**Exercise instructions:** Repeat the material exactly, every line of it.

(Records from a data collection)
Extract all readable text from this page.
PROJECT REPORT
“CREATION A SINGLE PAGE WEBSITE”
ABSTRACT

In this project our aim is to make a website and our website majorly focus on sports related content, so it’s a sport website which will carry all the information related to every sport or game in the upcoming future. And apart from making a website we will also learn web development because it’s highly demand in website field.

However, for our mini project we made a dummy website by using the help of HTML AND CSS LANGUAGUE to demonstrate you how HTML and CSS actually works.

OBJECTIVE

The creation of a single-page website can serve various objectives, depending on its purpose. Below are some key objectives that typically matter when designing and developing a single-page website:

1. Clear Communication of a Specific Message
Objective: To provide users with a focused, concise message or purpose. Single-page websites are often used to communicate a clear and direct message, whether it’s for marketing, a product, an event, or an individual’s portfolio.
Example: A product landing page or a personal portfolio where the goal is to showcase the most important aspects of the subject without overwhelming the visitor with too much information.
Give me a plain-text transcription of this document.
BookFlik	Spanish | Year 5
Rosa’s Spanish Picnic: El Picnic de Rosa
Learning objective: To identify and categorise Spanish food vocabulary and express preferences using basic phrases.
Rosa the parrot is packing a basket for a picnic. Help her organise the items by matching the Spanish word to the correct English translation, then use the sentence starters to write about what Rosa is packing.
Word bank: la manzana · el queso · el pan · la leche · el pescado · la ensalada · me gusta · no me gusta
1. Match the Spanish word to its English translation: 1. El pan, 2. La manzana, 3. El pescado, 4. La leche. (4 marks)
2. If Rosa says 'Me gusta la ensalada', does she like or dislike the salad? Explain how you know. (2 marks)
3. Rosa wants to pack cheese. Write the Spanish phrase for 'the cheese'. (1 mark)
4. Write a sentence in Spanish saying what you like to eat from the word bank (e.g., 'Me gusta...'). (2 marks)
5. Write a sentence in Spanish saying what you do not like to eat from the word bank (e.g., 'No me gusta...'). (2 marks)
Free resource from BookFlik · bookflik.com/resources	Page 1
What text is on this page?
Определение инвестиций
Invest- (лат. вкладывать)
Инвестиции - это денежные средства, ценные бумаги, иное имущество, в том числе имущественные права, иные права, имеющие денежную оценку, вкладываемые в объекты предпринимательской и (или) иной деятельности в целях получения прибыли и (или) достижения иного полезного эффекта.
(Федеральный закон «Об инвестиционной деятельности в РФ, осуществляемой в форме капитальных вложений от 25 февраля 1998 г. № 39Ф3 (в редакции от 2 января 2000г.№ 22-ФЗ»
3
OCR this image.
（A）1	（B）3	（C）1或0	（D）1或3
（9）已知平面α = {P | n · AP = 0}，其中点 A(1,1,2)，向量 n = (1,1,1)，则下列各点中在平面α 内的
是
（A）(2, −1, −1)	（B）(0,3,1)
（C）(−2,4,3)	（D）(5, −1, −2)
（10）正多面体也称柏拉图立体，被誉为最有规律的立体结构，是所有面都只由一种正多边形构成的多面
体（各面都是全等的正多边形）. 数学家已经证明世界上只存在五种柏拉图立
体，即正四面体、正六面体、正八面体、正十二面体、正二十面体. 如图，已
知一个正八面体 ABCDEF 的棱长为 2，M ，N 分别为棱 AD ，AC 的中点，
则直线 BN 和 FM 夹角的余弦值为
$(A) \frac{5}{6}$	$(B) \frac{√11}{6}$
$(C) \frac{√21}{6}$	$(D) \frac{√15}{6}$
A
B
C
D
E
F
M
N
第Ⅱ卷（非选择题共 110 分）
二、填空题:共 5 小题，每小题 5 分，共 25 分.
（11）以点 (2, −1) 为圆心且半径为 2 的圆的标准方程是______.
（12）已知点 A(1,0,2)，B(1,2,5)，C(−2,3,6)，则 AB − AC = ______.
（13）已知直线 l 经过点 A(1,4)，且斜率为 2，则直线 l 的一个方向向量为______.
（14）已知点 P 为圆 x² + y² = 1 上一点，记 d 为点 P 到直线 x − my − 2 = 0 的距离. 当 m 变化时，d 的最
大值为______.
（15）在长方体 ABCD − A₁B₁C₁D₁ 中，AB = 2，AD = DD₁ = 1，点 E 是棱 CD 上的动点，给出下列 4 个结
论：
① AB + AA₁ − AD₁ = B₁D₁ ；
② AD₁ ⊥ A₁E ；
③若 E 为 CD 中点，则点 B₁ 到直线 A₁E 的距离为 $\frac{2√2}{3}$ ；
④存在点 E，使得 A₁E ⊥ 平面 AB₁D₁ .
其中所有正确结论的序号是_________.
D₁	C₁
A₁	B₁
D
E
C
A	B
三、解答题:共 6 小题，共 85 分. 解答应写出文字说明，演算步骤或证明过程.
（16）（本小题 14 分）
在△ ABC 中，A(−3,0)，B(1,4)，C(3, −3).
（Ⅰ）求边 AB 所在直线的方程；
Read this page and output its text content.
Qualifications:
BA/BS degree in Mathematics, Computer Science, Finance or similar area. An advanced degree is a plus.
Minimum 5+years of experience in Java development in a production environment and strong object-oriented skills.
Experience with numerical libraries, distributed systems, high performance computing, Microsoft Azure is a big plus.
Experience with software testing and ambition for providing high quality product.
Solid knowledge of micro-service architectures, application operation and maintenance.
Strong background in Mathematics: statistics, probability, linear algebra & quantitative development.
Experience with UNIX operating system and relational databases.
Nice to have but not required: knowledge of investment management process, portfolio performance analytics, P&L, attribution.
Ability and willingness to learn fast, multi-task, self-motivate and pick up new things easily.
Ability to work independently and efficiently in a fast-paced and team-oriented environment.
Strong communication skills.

**Result below:**
Extract all readable text from this page.
PROJECT REPORT
“CREATION A SINGLE PAGE WEBSITE”
ABSTRACT

In this project our aim is to make a website and our website majorly focus on sports related content, so it’s a sport website which will carry all the information related to every sport or game in the upcoming future. And apart from making a website we will also learn web development because it’s highly demand in website field.

However, for our mini project we made a dummy website by using the help of HTML AND CSS LANGUAGUE to demonstrate you how HTML and CSS actually works.

OBJECTIVE

The creation of a single-page website can serve various objectives, depending on its purpose. Below are some key objectives that typically matter when designing and developing a single-page website:

1. Clear Communication of a Specific Message
Objective: To provide users with a focused, concise message or purpose. Single-page websites are often used to communicate a clear and direct message, whether it’s for marketing, a product, an event, or an individual’s portfolio.
Example: A product landing page or a personal portfolio where the goal is to showcase the most important aspects of the subject without overwhelming the visitor with too much information.
Give me a plain-text transcription of this document.
BookFlik	Spanish | Year 5
Rosa’s Spanish Picnic: El Picnic de Rosa
Learning objective: To identify and categorise Spanish food vocabulary and express preferences using basic phrases.
Rosa the parrot is packing a basket for a picnic. Help her organise the items by matching the Spanish word to the correct English translation, then use the sentence starters to write about what Rosa is packing.
Word bank: la manzana · el queso · el pan · la leche · el pescado · la ensalada · me gusta · no me gusta
1. Match the Spanish word to its English translation: 1. El pan, 2. La manzana, 3. El pescado, 4. La leche. (4 marks)
2. If Rosa says 'Me gusta la ensalada', does she like or dislike the salad? Explain how you know. (2 marks)
3. Rosa wants to pack cheese. Write the Spanish phrase for 'the cheese'. (1 mark)
4. Write a sentence in Spanish saying what you like to eat from the word bank (e.g., 'Me gusta...'). (2 marks)
5. Write a sentence in Spanish saying what you do not like to eat from the word bank (e.g., 'No me gusta...'). (2 marks)
Free resource from BookFlik · bookflik.com/resources	Page 1
What text is on this page?
Определение инвестиций
Invest- (лат. вкладывать)
Инвестиции - это денежные средства, ценные бумаги, иное имущество, в том числе имущественные права, иные права, имеющие денежную оценку, вкладываемые в объекты предпринимательской и (или) иной деятельности в целях получения прибыли и (или) достижения иного полезного эффекта.
(Федеральный закон «Об инвестиционной деятельности в РФ, осуществляемой в форме капитальных вложений от 25 февраля 1998 г. № 39Ф3 (в редакции от 2 января 2000г.№ 22-ФЗ»
3
OCR this image.
（A）1	（B）3	（C）1或0	（D）1或3
（9）已知平面α = {P | n · AP = 0}，其中点 A(1,1,2)，向量 n = (1,1,1)，则下列各点中在平面α 内的
是
（A）(2, −1, −1)	（B）(0,3,1)
（C）(−2,4,3)	（D）(5, −1, −2)
（10）正多面体也称柏拉图立体，被誉为最有规律的立体结构，是所有面都只由一种正多边形构成的多面
体（各面都是全等的正多边形）. 数学家已经证明世界上只存在五种柏拉图立
体，即正四面体、正六面体、正八面体、正十二面体、正二十面体. 如图，已
知一个正八面体 ABCDEF 的棱长为 2，M ，N 分别为棱 AD ，AC 的中点，
则直线 BN 和 FM 夹角的余弦值为
$(A) \frac{5}{6}$	$(B) \frac{√11}{6}$
$(C) \frac{√21}{6}$	$(D) \frac{√15}{6}$
A
B
C
D
E
F
M
N
第Ⅱ卷（非选择题共 110 分）
二、填空题:共 5 小题，每小题 5 分，共 25 分.
（11）以点 (2, −1) 为圆心且半径为 2 的圆的标准方程是______.
（12）已知点 A(1,0,2)，B(1,2,5)，C(−2,3,6)，则 AB − AC = ______.
（13）已知直线 l 经过点 A(1,4)，且斜率为 2，则直线 l 的一个方向向量为______.
（14）已知点 P 为圆 x² + y² = 1 上一点，记 d 为点 P 到直线 x − my − 2 = 0 的距离. 当 m 变化时，d 的最
大值为______.
（15）在长方体 ABCD − A₁B₁C₁D₁ 中，AB = 2，AD = DD₁ = 1，点 E 是棱 CD 上的动点，给出下列 4 个结
论：
① AB + AA₁ − AD₁ = B₁D₁ ；
② AD₁ ⊥ A₁E ；
③若 E 为 CD 中点，则点 B₁ 到直线 A₁E 的距离为 $\frac{2√2}{3}$ ；
④存在点 E，使得 A₁E ⊥ 平面 AB₁D₁ .
其中所有正确结论的序号是_________.
D₁	C₁
A₁	B₁
D
E
C
A	B
三、解答题:共 6 小题，共 85 分. 解答应写出文字说明，演算步骤或证明过程.
（16）（本小题 14 分）
在△ ABC 中，A(−3,0)，B(1,4)，C(3, −3).
（Ⅰ）求边 AB 所在直线的方程；
Read this page and output its text content.
Qualifications:
BA/BS degree in Mathematics, Computer Science, Finance or similar area. An advanced degree is a plus.
Minimum 5+years of experience in Java development in a production environment and strong object-oriented skills.
Experience with numerical libraries, distributed systems, high performance computing, Microsoft Azure is a big plus.
Experience with software testing and ambition for providing high quality product.
Solid knowledge of micro-service architectures, application operation and maintenance.
Strong background in Mathematics: statistics, probability, linear algebra & quantitative development.
Experience with UNIX operating system and relational databases.
Nice to have but not required: knowledge of investment management process, portfolio performance analytics, P&L, attribution.
Ability and willingness to learn fast, multi-task, self-motivate and pick up new things easily.
Ability to work independently and efficiently in a fast-paced and team-oriented environment.
Strong communication skills.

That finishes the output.